DATA EXCERPTS ▸
========================

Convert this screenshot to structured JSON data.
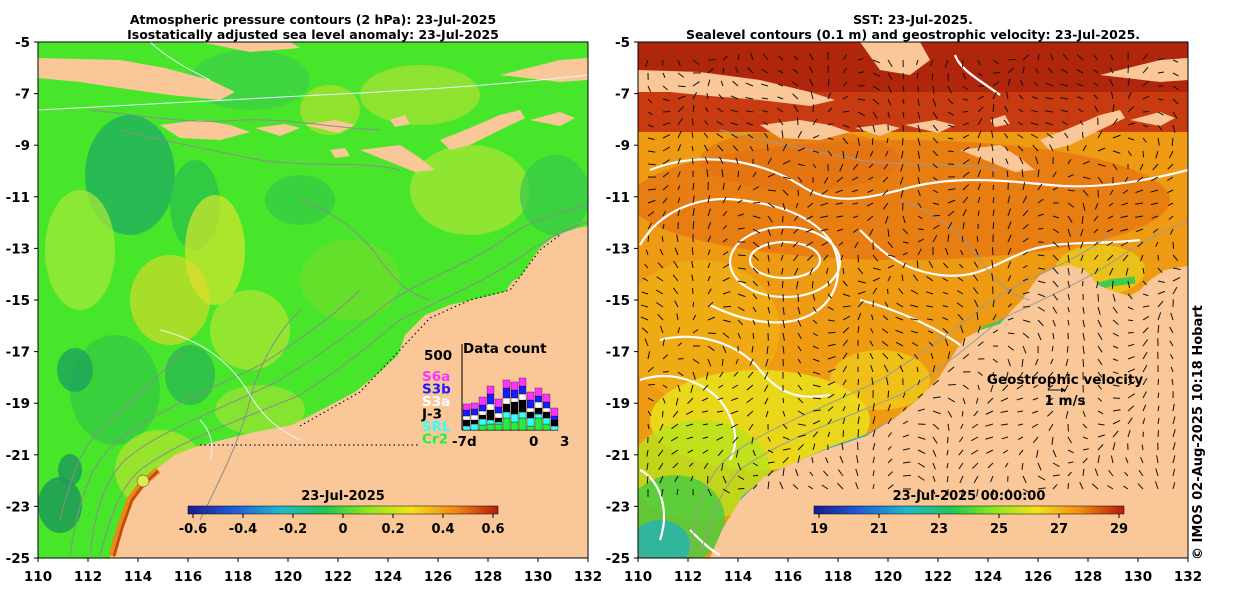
{
  "left_panel": {
    "title_line1": "Atmospheric pressure contours (2 hPa): 23-Jul-2025",
    "title_line2": "Isostatically adjusted sea level anomaly: 23-Jul-2025",
    "colorbar_title": "23-Jul-2025",
    "colorbar_ticks": [
      "-0.6",
      "-0.4",
      "-0.2",
      "0",
      "0.2",
      "0.4",
      "0.6"
    ],
    "data_count": {
      "title": "Data count",
      "max_label": "500",
      "x_labels": [
        "-7d",
        "0",
        "3"
      ],
      "missions": [
        {
          "name": "S6a",
          "color": "#ff33ff"
        },
        {
          "name": "S3b",
          "color": "#1a1aff"
        },
        {
          "name": "S3a",
          "color": "#ffffff"
        },
        {
          "name": "J-3",
          "color": "#000000"
        },
        {
          "name": "SRL",
          "color": "#33ffff"
        },
        {
          "name": "Cr2",
          "color": "#22ee44"
        }
      ]
    }
  },
  "right_panel": {
    "title_line1": "SST: 23-Jul-2025.",
    "title_line2": "Sealevel contours (0.1 m) and geostrophic velocity: 23-Jul-2025.",
    "colorbar_title": "23-Jul-2025 00:00:00",
    "colorbar_ticks": [
      "19",
      "21",
      "23",
      "25",
      "27",
      "29"
    ],
    "velocity_label": "Geostrophic velocity",
    "velocity_scale": "1 m/s"
  },
  "axes": {
    "x_ticks": [
      "110",
      "112",
      "114",
      "116",
      "118",
      "120",
      "122",
      "124",
      "126",
      "128",
      "130",
      "132"
    ],
    "y_ticks": [
      "-5",
      "-7",
      "-9",
      "-11",
      "-13",
      "-15",
      "-17",
      "-19",
      "-21",
      "-23",
      "-25"
    ]
  },
  "credit": "© IMOS 02-Aug-2025 10:18 Hobart",
  "colors": {
    "land": "#fac898",
    "sla_base": "#44ee22",
    "sst_base": "#f09a10"
  }
}
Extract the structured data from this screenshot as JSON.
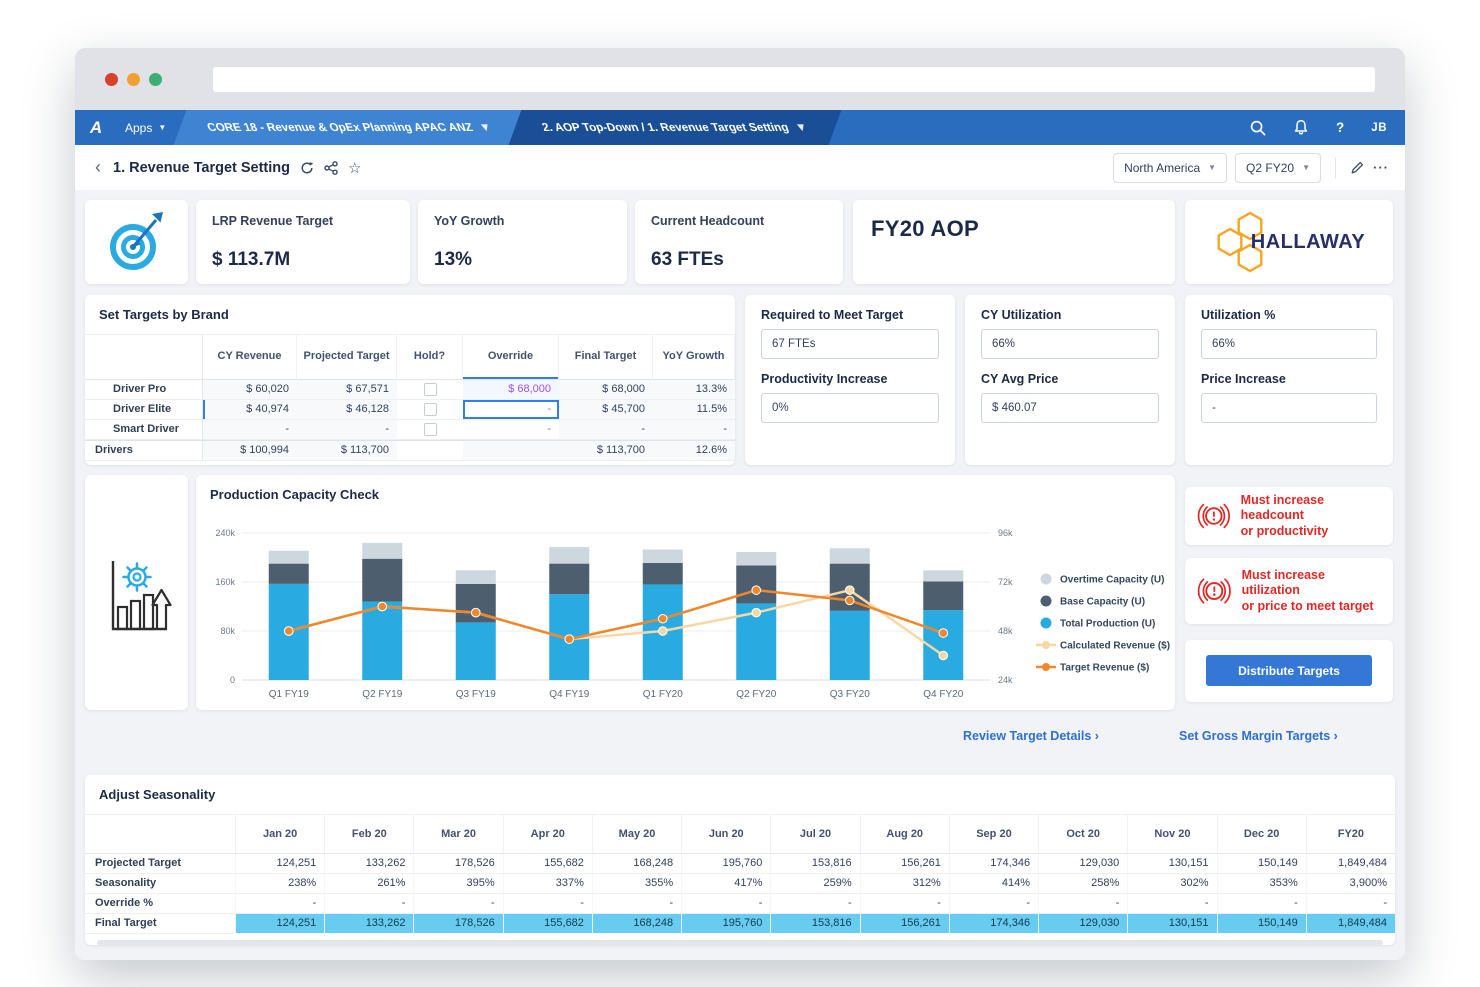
{
  "browser": {
    "url": ""
  },
  "nav": {
    "apps_label": "Apps",
    "model_tab": "CORE 18 - Revenue & OpEx Planning APAC ANZ",
    "page_tab": "2. AOP Top-Down / 1. Revenue Target Setting",
    "help_label": "?",
    "user_initials": "JB"
  },
  "header": {
    "back": "‹",
    "title": "1. Revenue Target Setting",
    "region_selector": "North America",
    "period_selector": "Q2 FY20",
    "more_label": "···"
  },
  "kpis": {
    "lrp": {
      "label": "LRP Revenue Target",
      "value": "$ 113.7M"
    },
    "yoy": {
      "label": "YoY Growth",
      "value": "13%"
    },
    "headcount": {
      "label": "Current Headcount",
      "value": "63 FTEs"
    }
  },
  "aop_title": "FY20 AOP",
  "brand": {
    "name": "HALLAWAY"
  },
  "targets": {
    "title": "Set Targets by Brand",
    "columns": [
      "CY Revenue",
      "Projected Target",
      "Hold?",
      "Override",
      "Final Target",
      "YoY Growth"
    ],
    "rows": [
      {
        "name": "Driver Pro",
        "cy_revenue": "$ 60,020",
        "projected": "$ 67,571",
        "override": "$ 68,000",
        "final": "$ 68,000",
        "yoy": "13.3%"
      },
      {
        "name": "Driver Elite",
        "cy_revenue": "$ 40,974",
        "projected": "$ 46,128",
        "override": "-",
        "final": "$ 45,700",
        "yoy": "11.5%"
      },
      {
        "name": "Smart Driver",
        "cy_revenue": "-",
        "projected": "-",
        "override": "-",
        "final": "-",
        "yoy": "-"
      },
      {
        "name": "Drivers",
        "cy_revenue": "$ 100,994",
        "projected": "$ 113,700",
        "override": "",
        "final": "$ 113,700",
        "yoy": "12.6%"
      }
    ]
  },
  "fte_panel": {
    "req_label": "Required to Meet Target",
    "req_value": "67 FTEs",
    "prod_label": "Productivity Increase",
    "prod_value": "0%"
  },
  "cy_panel": {
    "util_label": "CY Utilization",
    "util_value": "66%",
    "price_label": "CY Avg Price",
    "price_value": "$ 460.07"
  },
  "adjust_panel": {
    "util_label": "Utilization %",
    "util_value": "66%",
    "price_label": "Price Increase",
    "price_value": "-"
  },
  "chart_data": {
    "type": "bar",
    "title": "Production Capacity Check",
    "categories": [
      "Q1 FY19",
      "Q2 FY19",
      "Q3 FY19",
      "Q4 FY19",
      "Q1 FY20",
      "Q2 FY20",
      "Q3 FY20",
      "Q4 FY20"
    ],
    "left_axis": {
      "ticks": [
        "0",
        "80k",
        "160k",
        "240k"
      ],
      "range": [
        0,
        240000
      ]
    },
    "right_axis": {
      "ticks": [
        "24k",
        "48k",
        "72k",
        "96k"
      ],
      "range": [
        24000,
        96000
      ]
    },
    "bar_series": [
      {
        "name": "Total Production (U)",
        "color": "#29abe2",
        "values": [
          157000,
          128000,
          94000,
          140000,
          156000,
          125000,
          113000,
          114000
        ]
      },
      {
        "name": "Base Capacity (U)",
        "color": "#4d5f6e",
        "values": [
          33000,
          70000,
          63000,
          50000,
          35000,
          62000,
          77000,
          47000
        ]
      },
      {
        "name": "Overtime Capacity (U)",
        "color": "#cdd7de",
        "values": [
          21000,
          26000,
          22000,
          27000,
          22000,
          22000,
          25000,
          18000
        ]
      }
    ],
    "line_series": [
      {
        "name": "Calculated Revenue ($)",
        "color": "#f9d7a4",
        "axis": "right",
        "values": [
          48000,
          60000,
          57000,
          44000,
          48000,
          57000,
          68000,
          36000
        ]
      },
      {
        "name": "Target Revenue ($)",
        "color": "#f0872a",
        "axis": "right",
        "values": [
          48000,
          60000,
          57000,
          44000,
          54000,
          68000,
          63000,
          47000
        ]
      }
    ],
    "legend_position": "right",
    "grid": true
  },
  "warnings": [
    {
      "line1": "Must increase headcount",
      "line2": "or productivity"
    },
    {
      "line1": "Must increase utilization",
      "line2": "or price to meet target"
    }
  ],
  "actions": {
    "distribute": "Distribute Targets"
  },
  "links": {
    "review": "Review Target Details ›",
    "margin": "Set Gross Margin Targets ›"
  },
  "seasonality": {
    "title": "Adjust Seasonality",
    "columns": [
      "Jan 20",
      "Feb 20",
      "Mar 20",
      "Apr 20",
      "May 20",
      "Jun 20",
      "Jul 20",
      "Aug 20",
      "Sep 20",
      "Oct 20",
      "Nov 20",
      "Dec 20",
      "FY20"
    ],
    "rows": [
      {
        "name": "Projected Target",
        "highlight": false,
        "values": [
          "124,251",
          "133,262",
          "178,526",
          "155,682",
          "168,248",
          "195,760",
          "153,816",
          "156,261",
          "174,346",
          "129,030",
          "130,151",
          "150,149",
          "1,849,484"
        ]
      },
      {
        "name": "Seasonality",
        "highlight": false,
        "values": [
          "238%",
          "261%",
          "395%",
          "337%",
          "355%",
          "417%",
          "259%",
          "312%",
          "414%",
          "258%",
          "302%",
          "353%",
          "3,900%"
        ]
      },
      {
        "name": "Override %",
        "highlight": false,
        "values": [
          "-",
          "-",
          "-",
          "-",
          "-",
          "-",
          "-",
          "-",
          "-",
          "-",
          "-",
          "-",
          "-"
        ]
      },
      {
        "name": "Final Target",
        "highlight": true,
        "values": [
          "124,251",
          "133,262",
          "178,526",
          "155,682",
          "168,248",
          "195,760",
          "153,816",
          "156,261",
          "174,346",
          "129,030",
          "130,151",
          "150,149",
          "1,849,484"
        ]
      }
    ]
  },
  "colors": {
    "accent_blue": "#3577d4",
    "nav_blue": "#2a6cbe",
    "warning_red": "#e32726",
    "purple": "#a24fe0",
    "highlight_row": "#68cbf0",
    "brand_orange": "#f5a623",
    "brand_navy": "#282e68"
  }
}
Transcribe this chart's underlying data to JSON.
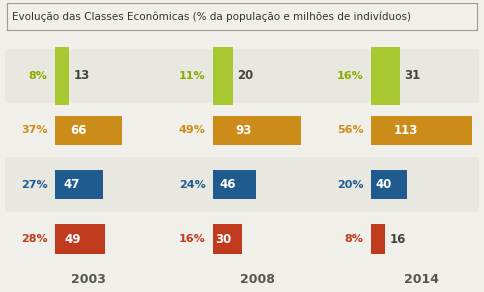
{
  "title": "Evolução das Classes Econômicas (% da população e milhões de indivíduos)",
  "years": [
    "2003",
    "2008",
    "2014"
  ],
  "rows": [
    {
      "color": "#a8c832",
      "text_color": "#8aaa00",
      "pcts": [
        "8%",
        "11%",
        "16%"
      ],
      "vals": [
        "13",
        "20",
        "31"
      ],
      "pct_vals": [
        8,
        11,
        16
      ],
      "val_inside": [
        false,
        false,
        true
      ]
    },
    {
      "color": "#cc8c1a",
      "text_color": "#cc8c1a",
      "pcts": [
        "37%",
        "49%",
        "56%"
      ],
      "vals": [
        "66",
        "93",
        "113"
      ],
      "pct_vals": [
        37,
        49,
        56
      ],
      "val_inside": [
        true,
        true,
        true
      ]
    },
    {
      "color": "#1f5b8e",
      "text_color": "#1f5b8e",
      "pcts": [
        "27%",
        "24%",
        "20%"
      ],
      "vals": [
        "47",
        "46",
        "40"
      ],
      "pct_vals": [
        27,
        24,
        20
      ],
      "val_inside": [
        true,
        true,
        true
      ]
    },
    {
      "color": "#c03a1e",
      "text_color": "#c03a1e",
      "pcts": [
        "28%",
        "16%",
        "8%"
      ],
      "vals": [
        "49",
        "30",
        "16"
      ],
      "pct_vals": [
        28,
        16,
        8
      ],
      "val_inside": [
        true,
        true,
        false
      ]
    }
  ],
  "bg_color": "#f0efea",
  "band_colors": [
    "#e8e7e0",
    "#f0efea",
    "#e8e7e0",
    "#f0efea"
  ],
  "title_fontsize": 7.5,
  "year_fontsize": 9,
  "val_fontsize": 8.5,
  "pct_fontsize": 8.0,
  "bar_height": 0.72,
  "max_pct": 56
}
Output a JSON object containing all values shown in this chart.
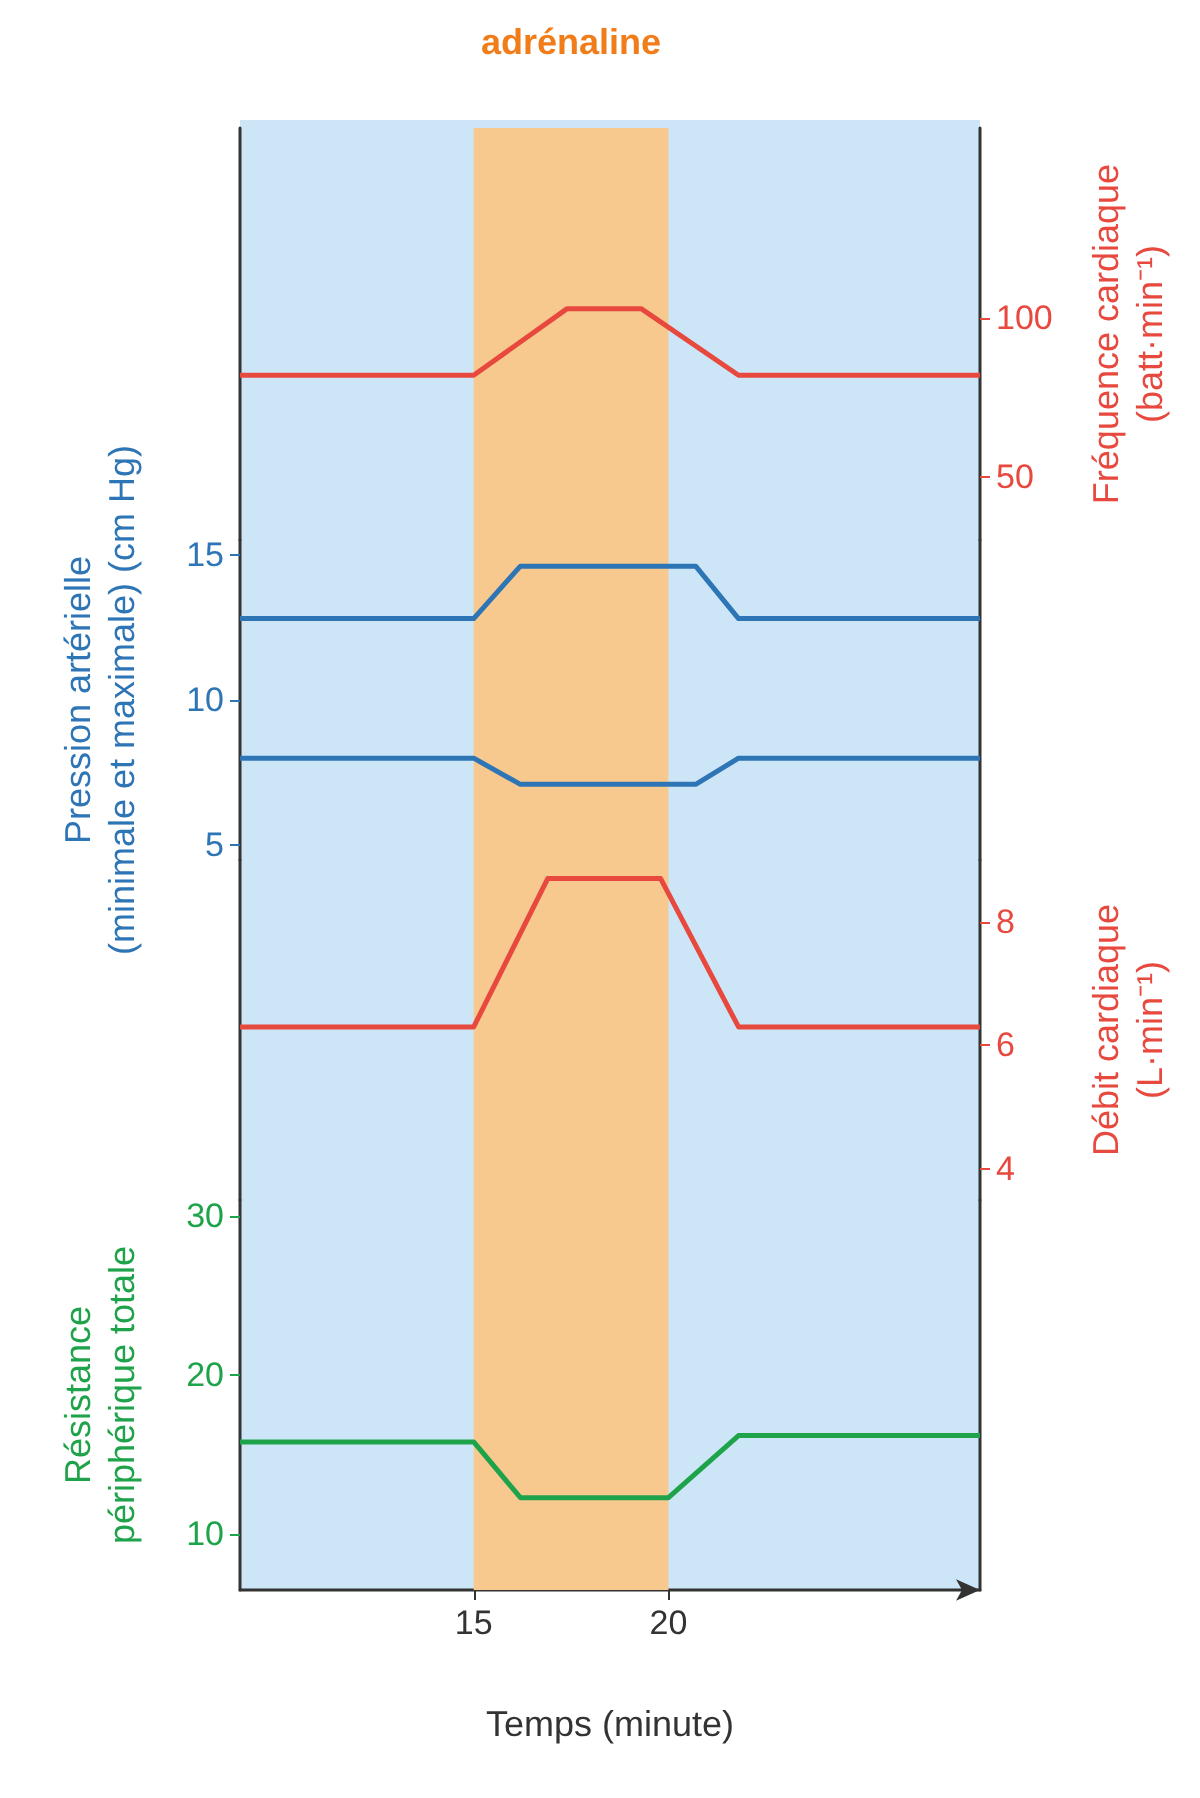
{
  "chart_data": [
    {
      "type": "line",
      "y2label": "Fréquence cardiaque\n(batt·min⁻¹)",
      "xlim": [
        9,
        28
      ],
      "y2lim": [
        30,
        160
      ],
      "y2ticks": [
        50,
        100
      ],
      "tick_labels": "y",
      "grid": false,
      "bands": [
        {
          "axis": "x",
          "from": 15,
          "to": 20,
          "label": "adrénaline",
          "color": "#f8c98e"
        }
      ],
      "series": [
        {
          "color": "#e8493f",
          "axis": "y2",
          "x": [
            9,
            15,
            17.4,
            19.3,
            21.8,
            28
          ],
          "values": [
            82,
            82,
            103,
            103,
            82,
            82
          ]
        }
      ]
    },
    {
      "type": "line",
      "ylabel": "Pression artérielle\n(minimale et maximale) (cm Hg)",
      "xlim": [
        9,
        28
      ],
      "ylim": [
        4.5,
        15.5
      ],
      "yticks": [
        5,
        10,
        15
      ],
      "tick_labels": "y",
      "grid": false,
      "bands": [
        {
          "axis": "x",
          "from": 15,
          "to": 20,
          "color": "#f8c98e"
        }
      ],
      "series": [
        {
          "color": "#2e75b6",
          "x": [
            9,
            15,
            16.2,
            20.7,
            21.8,
            28
          ],
          "values": [
            12.8,
            12.8,
            14.6,
            14.6,
            12.8,
            12.8
          ]
        },
        {
          "color": "#2e75b6",
          "x": [
            9,
            15,
            16.2,
            20.7,
            21.8,
            28
          ],
          "values": [
            8,
            8,
            7.1,
            7.1,
            8,
            8
          ]
        }
      ]
    },
    {
      "type": "line",
      "y2label": "Débit cardiaque\n(L·min⁻¹)",
      "xlim": [
        9,
        28
      ],
      "y2lim": [
        3.5,
        9
      ],
      "y2ticks": [
        4,
        6,
        8
      ],
      "tick_labels": "y",
      "grid": false,
      "bands": [
        {
          "axis": "x",
          "from": 15,
          "to": 20,
          "color": "#f8c98e"
        }
      ],
      "series": [
        {
          "color": "#e8493f",
          "axis": "y2",
          "x": [
            9,
            15,
            16.9,
            19.8,
            21.8,
            28
          ],
          "values": [
            6.3,
            6.3,
            8.7,
            8.7,
            6.3,
            6.3
          ]
        }
      ]
    },
    {
      "type": "line",
      "ylabel": "Résistance\npériphérique totale",
      "xlabel": "Temps (minute)",
      "xlim": [
        9,
        28
      ],
      "xticks": [
        15,
        20
      ],
      "ylim": [
        6.5,
        31
      ],
      "yticks": [
        10,
        20,
        30
      ],
      "grid": false,
      "bands": [
        {
          "axis": "x",
          "from": 15,
          "to": 20,
          "color": "#f8c98e"
        }
      ],
      "series": [
        {
          "color": "#1fa34a",
          "x": [
            9,
            15,
            16.2,
            20,
            21.8,
            28
          ],
          "values": [
            15.8,
            15.8,
            12.3,
            12.3,
            16.2,
            16.2
          ]
        }
      ]
    }
  ]
}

========================

EXERCISE GOAL ▸
Filter the entries and copy out every line with the word "Setting".

THE REPLY ▸
    "page_tab": "2. AOP Top-Down / 1. Revenue Target Setting",
    "title": "1. Revenue Target Setting",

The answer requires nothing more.